(Page text dataset records)
--------------------------------

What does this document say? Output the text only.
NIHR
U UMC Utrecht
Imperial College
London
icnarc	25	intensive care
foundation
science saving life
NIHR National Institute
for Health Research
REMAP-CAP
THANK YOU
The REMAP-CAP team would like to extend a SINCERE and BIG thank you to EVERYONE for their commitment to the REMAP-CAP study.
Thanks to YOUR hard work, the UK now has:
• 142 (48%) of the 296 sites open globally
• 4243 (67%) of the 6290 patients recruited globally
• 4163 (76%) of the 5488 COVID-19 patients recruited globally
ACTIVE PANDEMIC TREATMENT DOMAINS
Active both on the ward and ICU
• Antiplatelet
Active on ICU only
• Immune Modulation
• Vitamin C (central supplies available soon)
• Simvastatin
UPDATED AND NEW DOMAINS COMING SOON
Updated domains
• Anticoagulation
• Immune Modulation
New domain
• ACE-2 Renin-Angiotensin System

--------------------------------

# What to work on
Would you write out all of the data exactly as given?

# Solution to this exercise
What does this document say? Output the text only.
NIHR
U UMC Utrecht
Imperial College
London
icnarc	25	intensive care
foundation
science saving life
NIHR National Institute
for Health Research
REMAP-CAP
THANK YOU
The REMAP-CAP team would like to extend a SINCERE and BIG thank you to EVERYONE for their commitment to the REMAP-CAP study.
Thanks to YOUR hard work, the UK now has:
• 142 (48%) of the 296 sites open globally
• 4243 (67%) of the 6290 patients recruited globally
• 4163 (76%) of the 5488 COVID-19 patients recruited globally
ACTIVE PANDEMIC TREATMENT DOMAINS
Active both on the ward and ICU
• Antiplatelet
Active on ICU only
• Immune Modulation
• Vitamin C (central supplies available soon)
• Simvastatin
UPDATED AND NEW DOMAINS COMING SOON
Updated domains
• Anticoagulation
• Immune Modulation
New domain
• ACE-2 Renin-Angiotensin System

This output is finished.